INSTRUCTION: State the number of lines below in which the word "start" appears. Nothing else belongs in the answer.

INPUT FOR THIS TASK:
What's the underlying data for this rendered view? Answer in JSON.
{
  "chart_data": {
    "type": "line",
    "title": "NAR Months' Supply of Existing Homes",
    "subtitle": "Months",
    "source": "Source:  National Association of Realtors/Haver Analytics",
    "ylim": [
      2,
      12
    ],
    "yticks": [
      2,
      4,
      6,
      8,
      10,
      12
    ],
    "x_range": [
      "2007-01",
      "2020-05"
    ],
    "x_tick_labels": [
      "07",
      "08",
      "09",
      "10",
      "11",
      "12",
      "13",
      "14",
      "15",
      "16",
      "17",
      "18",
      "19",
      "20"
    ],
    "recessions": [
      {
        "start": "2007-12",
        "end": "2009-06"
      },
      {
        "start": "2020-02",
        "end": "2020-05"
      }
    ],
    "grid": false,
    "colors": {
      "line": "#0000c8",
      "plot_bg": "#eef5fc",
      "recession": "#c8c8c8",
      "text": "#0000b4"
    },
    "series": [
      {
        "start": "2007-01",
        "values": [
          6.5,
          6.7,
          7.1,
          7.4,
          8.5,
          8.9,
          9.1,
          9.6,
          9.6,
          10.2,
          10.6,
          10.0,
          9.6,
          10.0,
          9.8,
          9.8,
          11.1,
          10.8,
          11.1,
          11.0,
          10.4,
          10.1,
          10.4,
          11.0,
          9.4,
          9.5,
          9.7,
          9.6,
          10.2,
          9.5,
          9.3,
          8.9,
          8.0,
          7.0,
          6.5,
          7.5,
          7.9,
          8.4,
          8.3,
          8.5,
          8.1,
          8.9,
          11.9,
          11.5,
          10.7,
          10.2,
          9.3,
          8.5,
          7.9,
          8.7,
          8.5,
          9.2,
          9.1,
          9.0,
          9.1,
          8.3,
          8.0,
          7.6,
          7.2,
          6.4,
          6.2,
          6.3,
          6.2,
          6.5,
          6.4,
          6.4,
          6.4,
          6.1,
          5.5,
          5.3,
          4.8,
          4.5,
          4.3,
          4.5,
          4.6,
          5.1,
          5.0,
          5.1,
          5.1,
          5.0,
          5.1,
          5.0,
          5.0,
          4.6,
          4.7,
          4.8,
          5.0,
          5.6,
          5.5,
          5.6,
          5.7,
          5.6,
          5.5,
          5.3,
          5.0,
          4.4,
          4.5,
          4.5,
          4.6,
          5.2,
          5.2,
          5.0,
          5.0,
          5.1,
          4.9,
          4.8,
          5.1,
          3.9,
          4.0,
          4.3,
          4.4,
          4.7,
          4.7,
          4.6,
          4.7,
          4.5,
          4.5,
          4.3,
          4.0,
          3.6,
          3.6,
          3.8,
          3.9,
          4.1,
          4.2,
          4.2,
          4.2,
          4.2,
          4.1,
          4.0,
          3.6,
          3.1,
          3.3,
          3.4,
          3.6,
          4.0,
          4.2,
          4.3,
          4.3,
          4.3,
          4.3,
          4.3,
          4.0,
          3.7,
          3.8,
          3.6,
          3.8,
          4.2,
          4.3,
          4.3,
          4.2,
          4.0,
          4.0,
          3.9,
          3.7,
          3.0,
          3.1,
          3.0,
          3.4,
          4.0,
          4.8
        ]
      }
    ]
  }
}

THE RESULT: 3